### Given instruction
Print all entries precisely as they are written.

──────── Extracted entries

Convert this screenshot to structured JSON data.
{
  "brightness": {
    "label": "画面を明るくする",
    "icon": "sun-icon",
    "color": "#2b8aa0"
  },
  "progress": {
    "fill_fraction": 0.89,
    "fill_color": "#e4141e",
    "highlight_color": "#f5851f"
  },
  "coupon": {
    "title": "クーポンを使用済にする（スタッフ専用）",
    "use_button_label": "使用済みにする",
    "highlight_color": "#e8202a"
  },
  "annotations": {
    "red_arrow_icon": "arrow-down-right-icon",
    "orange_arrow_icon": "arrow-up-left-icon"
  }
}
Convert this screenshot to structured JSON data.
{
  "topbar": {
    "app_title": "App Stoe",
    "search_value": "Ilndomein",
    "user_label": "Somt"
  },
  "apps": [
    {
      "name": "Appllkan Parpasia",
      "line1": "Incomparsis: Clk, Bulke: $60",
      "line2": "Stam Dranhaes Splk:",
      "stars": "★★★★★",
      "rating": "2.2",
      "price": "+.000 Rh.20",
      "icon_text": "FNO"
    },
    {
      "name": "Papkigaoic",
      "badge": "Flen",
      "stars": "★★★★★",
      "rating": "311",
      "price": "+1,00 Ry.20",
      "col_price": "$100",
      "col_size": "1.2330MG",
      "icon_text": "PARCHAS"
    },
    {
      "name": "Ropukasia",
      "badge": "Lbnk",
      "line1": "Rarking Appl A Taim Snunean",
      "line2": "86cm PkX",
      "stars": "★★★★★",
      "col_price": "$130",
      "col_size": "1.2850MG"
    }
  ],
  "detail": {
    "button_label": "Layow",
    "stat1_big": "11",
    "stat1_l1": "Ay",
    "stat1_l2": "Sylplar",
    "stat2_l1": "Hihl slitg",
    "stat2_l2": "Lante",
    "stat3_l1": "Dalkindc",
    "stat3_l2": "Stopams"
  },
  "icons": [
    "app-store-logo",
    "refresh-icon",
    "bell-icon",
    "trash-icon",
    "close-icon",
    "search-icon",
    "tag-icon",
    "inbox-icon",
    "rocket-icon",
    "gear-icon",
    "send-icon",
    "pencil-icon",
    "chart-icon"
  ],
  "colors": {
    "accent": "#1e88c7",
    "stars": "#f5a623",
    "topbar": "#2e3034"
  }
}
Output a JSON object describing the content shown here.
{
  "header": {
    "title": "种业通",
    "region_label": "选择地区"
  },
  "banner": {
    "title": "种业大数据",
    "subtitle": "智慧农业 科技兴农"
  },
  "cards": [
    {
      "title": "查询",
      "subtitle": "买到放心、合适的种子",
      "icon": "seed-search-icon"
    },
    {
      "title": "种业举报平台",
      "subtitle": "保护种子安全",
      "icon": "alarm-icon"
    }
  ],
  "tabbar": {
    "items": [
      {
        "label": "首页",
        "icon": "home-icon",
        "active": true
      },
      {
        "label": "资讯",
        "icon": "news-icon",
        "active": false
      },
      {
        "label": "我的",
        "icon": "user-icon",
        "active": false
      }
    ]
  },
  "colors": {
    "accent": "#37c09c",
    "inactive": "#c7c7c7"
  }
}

────────────────

### Exercise solution
Convert this screenshot to structured JSON data.
{
  "brightness": {
    "label": "画面を明るくする",
    "icon": "sun-icon",
    "color": "#2b8aa0"
  },
  "progress": {
    "fill_fraction": 0.89,
    "fill_color": "#e4141e",
    "highlight_color": "#f5851f"
  },
  "coupon": {
    "title": "クーポンを使用済にする（スタッフ専用）",
    "use_button_label": "使用済みにする",
    "highlight_color": "#e8202a"
  },
  "annotations": {
    "red_arrow_icon": "arrow-down-right-icon",
    "orange_arrow_icon": "arrow-up-left-icon"
  }
}
Convert this screenshot to structured JSON data.
{
  "topbar": {
    "app_title": "App Stoe",
    "search_value": "Ilndomein",
    "user_label": "Somt"
  },
  "apps": [
    {
      "name": "Appllkan Parpasia",
      "line1": "Incomparsis: Clk, Bulke: $60",
      "line2": "Stam Dranhaes Splk:",
      "stars": "★★★★★",
      "rating": "2.2",
      "price": "+.000 Rh.20",
      "icon_text": "FNO"
    },
    {
      "name": "Papkigaoic",
      "badge": "Flen",
      "stars": "★★★★★",
      "rating": "311",
      "price": "+1,00 Ry.20",
      "col_price": "$100",
      "col_size": "1.2330MG",
      "icon_text": "PARCHAS"
    },
    {
      "name": "Ropukasia",
      "badge": "Lbnk",
      "line1": "Rarking Appl A Taim Snunean",
      "line2": "86cm PkX",
      "stars": "★★★★★",
      "col_price": "$130",
      "col_size": "1.2850MG"
    }
  ],
  "detail": {
    "button_label": "Layow",
    "stat1_big": "11",
    "stat1_l1": "Ay",
    "stat1_l2": "Sylplar",
    "stat2_l1": "Hihl slitg",
    "stat2_l2": "Lante",
    "stat3_l1": "Dalkindc",
    "stat3_l2": "Stopams"
  },
  "icons": [
    "app-store-logo",
    "refresh-icon",
    "bell-icon",
    "trash-icon",
    "close-icon",
    "search-icon",
    "tag-icon",
    "inbox-icon",
    "rocket-icon",
    "gear-icon",
    "send-icon",
    "pencil-icon",
    "chart-icon"
  ],
  "colors": {
    "accent": "#1e88c7",
    "stars": "#f5a623",
    "topbar": "#2e3034"
  }
}
Output a JSON object describing the content shown here.
{
  "header": {
    "title": "种业通",
    "region_label": "选择地区"
  },
  "banner": {
    "title": "种业大数据",
    "subtitle": "智慧农业 科技兴农"
  },
  "cards": [
    {
      "title": "查询",
      "subtitle": "买到放心、合适的种子",
      "icon": "seed-search-icon"
    },
    {
      "title": "种业举报平台",
      "subtitle": "保护种子安全",
      "icon": "alarm-icon"
    }
  ],
  "tabbar": {
    "items": [
      {
        "label": "首页",
        "icon": "home-icon",
        "active": true
      },
      {
        "label": "资讯",
        "icon": "news-icon",
        "active": false
      },
      {
        "label": "我的",
        "icon": "user-icon",
        "active": false
      }
    ]
  },
  "colors": {
    "accent": "#37c09c",
    "inactive": "#c7c7c7"
  }
}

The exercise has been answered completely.